◆ Given exercise:
Return the material below in full and exactly.
══════════════════════════════
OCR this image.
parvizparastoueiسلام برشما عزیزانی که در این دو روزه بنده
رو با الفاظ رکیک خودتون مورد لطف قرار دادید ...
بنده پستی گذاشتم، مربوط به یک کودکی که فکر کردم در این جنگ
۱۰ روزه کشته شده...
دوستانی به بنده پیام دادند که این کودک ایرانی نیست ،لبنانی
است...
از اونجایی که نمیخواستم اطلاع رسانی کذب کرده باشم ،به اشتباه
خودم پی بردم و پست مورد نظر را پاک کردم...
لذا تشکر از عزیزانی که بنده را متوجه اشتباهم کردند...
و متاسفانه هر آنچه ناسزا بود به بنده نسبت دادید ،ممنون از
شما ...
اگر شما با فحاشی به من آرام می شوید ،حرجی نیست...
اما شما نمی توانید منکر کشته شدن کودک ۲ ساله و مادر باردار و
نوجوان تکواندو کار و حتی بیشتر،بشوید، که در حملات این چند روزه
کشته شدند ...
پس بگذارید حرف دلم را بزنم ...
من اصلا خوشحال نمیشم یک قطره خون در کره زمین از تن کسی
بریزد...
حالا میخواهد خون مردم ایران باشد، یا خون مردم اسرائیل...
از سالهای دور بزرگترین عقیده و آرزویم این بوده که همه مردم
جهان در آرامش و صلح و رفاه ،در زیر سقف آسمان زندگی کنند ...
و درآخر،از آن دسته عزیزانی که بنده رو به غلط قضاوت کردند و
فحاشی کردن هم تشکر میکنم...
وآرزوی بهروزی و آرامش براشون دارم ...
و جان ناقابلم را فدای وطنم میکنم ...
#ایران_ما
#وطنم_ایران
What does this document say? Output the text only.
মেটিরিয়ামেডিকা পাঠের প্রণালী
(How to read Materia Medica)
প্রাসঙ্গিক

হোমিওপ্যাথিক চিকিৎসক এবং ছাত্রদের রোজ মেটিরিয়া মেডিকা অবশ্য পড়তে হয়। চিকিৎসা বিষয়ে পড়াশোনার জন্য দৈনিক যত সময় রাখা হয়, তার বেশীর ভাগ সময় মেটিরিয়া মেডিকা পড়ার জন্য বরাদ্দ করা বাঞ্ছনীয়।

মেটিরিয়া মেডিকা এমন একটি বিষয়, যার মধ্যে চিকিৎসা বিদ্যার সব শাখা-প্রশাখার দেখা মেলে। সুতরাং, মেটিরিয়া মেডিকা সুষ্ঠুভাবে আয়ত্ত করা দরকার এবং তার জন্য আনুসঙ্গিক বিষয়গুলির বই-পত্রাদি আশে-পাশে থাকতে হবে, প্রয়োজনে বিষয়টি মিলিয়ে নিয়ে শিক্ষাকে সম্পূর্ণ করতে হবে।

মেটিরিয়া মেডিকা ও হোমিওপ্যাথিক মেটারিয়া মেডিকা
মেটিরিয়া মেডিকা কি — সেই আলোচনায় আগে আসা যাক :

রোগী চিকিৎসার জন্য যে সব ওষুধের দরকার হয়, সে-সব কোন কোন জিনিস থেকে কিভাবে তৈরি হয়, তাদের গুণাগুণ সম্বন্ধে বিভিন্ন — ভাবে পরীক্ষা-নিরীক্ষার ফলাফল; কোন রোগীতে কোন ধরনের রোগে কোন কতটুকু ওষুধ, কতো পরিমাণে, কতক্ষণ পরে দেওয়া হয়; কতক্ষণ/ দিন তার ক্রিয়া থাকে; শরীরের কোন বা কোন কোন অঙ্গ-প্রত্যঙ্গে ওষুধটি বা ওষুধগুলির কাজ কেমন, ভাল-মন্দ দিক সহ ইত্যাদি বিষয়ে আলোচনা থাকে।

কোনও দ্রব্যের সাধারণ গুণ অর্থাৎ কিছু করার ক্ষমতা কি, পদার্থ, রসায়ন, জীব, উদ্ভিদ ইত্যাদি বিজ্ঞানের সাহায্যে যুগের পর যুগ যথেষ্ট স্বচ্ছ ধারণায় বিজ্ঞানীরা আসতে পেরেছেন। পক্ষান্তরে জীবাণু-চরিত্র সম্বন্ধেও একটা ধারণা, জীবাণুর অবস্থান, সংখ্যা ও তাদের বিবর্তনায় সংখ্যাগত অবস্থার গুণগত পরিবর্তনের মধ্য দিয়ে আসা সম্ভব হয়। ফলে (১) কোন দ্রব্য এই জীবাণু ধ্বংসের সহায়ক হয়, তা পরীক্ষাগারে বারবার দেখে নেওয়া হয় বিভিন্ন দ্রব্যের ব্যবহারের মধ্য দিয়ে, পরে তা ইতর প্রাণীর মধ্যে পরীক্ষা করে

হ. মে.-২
══════════════════════════════
◆ Problem solution:
OCR this image.
parvizparastoueiسلام برشما عزیزانی که در این دو روزه بنده
رو با الفاظ رکیک خودتون مورد لطف قرار دادید ...
بنده پستی گذاشتم، مربوط به یک کودکی که فکر کردم در این جنگ
۱۰ روزه کشته شده...
دوستانی به بنده پیام دادند که این کودک ایرانی نیست ،لبنانی
است...
از اونجایی که نمیخواستم اطلاع رسانی کذب کرده باشم ،به اشتباه
خودم پی بردم و پست مورد نظر را پاک کردم...
لذا تشکر از عزیزانی که بنده را متوجه اشتباهم کردند...
و متاسفانه هر آنچه ناسزا بود به بنده نسبت دادید ،ممنون از
شما ...
اگر شما با فحاشی به من آرام می شوید ،حرجی نیست...
اما شما نمی توانید منکر کشته شدن کودک ۲ ساله و مادر باردار و
نوجوان تکواندو کار و حتی بیشتر،بشوید، که در حملات این چند روزه
کشته شدند ...
پس بگذارید حرف دلم را بزنم ...
من اصلا خوشحال نمیشم یک قطره خون در کره زمین از تن کسی
بریزد...
حالا میخواهد خون مردم ایران باشد، یا خون مردم اسرائیل...
از سالهای دور بزرگترین عقیده و آرزویم این بوده که همه مردم
جهان در آرامش و صلح و رفاه ،در زیر سقف آسمان زندگی کنند ...
و درآخر،از آن دسته عزیزانی که بنده رو به غلط قضاوت کردند و
فحاشی کردن هم تشکر میکنم...
وآرزوی بهروزی و آرامش براشون دارم ...
و جان ناقابلم را فدای وطنم میکنم ...
#ایران_ما
#وطنم_ایران
What does this document say? Output the text only.
মেটিরিয়ামেডিকা পাঠের প্রণালী
(How to read Materia Medica)
প্রাসঙ্গিক

হোমিওপ্যাথিক চিকিৎসক এবং ছাত্রদের রোজ মেটিরিয়া মেডিকা অবশ্য পড়তে হয়। চিকিৎসা বিষয়ে পড়াশোনার জন্য দৈনিক যত সময় রাখা হয়, তার বেশীর ভাগ সময় মেটিরিয়া মেডিকা পড়ার জন্য বরাদ্দ করা বাঞ্ছনীয়।

মেটিরিয়া মেডিকা এমন একটি বিষয়, যার মধ্যে চিকিৎসা বিদ্যার সব শাখা-প্রশাখার দেখা মেলে। সুতরাং, মেটিরিয়া মেডিকা সুষ্ঠুভাবে আয়ত্ত করা দরকার এবং তার জন্য আনুসঙ্গিক বিষয়গুলির বই-পত্রাদি আশে-পাশে থাকতে হবে, প্রয়োজনে বিষয়টি মিলিয়ে নিয়ে শিক্ষাকে সম্পূর্ণ করতে হবে।

মেটিরিয়া মেডিকা ও হোমিওপ্যাথিক মেটারিয়া মেডিকা
মেটিরিয়া মেডিকা কি — সেই আলোচনায় আগে আসা যাক :

রোগী চিকিৎসার জন্য যে সব ওষুধের দরকার হয়, সে-সব কোন কোন জিনিস থেকে কিভাবে তৈরি হয়, তাদের গুণাগুণ সম্বন্ধে বিভিন্ন — ভাবে পরীক্ষা-নিরীক্ষার ফলাফল; কোন রোগীতে কোন ধরনের রোগে কোন কতটুকু ওষুধ, কতো পরিমাণে, কতক্ষণ পরে দেওয়া হয়; কতক্ষণ/ দিন তার ক্রিয়া থাকে; শরীরের কোন বা কোন কোন অঙ্গ-প্রত্যঙ্গে ওষুধটি বা ওষুধগুলির কাজ কেমন, ভাল-মন্দ দিক সহ ইত্যাদি বিষয়ে আলোচনা থাকে।

কোনও দ্রব্যের সাধারণ গুণ অর্থাৎ কিছু করার ক্ষমতা কি, পদার্থ, রসায়ন, জীব, উদ্ভিদ ইত্যাদি বিজ্ঞানের সাহায্যে যুগের পর যুগ যথেষ্ট স্বচ্ছ ধারণায় বিজ্ঞানীরা আসতে পেরেছেন। পক্ষান্তরে জীবাণু-চরিত্র সম্বন্ধেও একটা ধারণা, জীবাণুর অবস্থান, সংখ্যা ও তাদের বিবর্তনায় সংখ্যাগত অবস্থার গুণগত পরিবর্তনের মধ্য দিয়ে আসা সম্ভব হয়। ফলে (১) কোন দ্রব্য এই জীবাণু ধ্বংসের সহায়ক হয়, তা পরীক্ষাগারে বারবার দেখে নেওয়া হয় বিভিন্ন দ্রব্যের ব্যবহারের মধ্য দিয়ে, পরে তা ইতর প্রাণীর মধ্যে পরীক্ষা করে

হ. মে.-২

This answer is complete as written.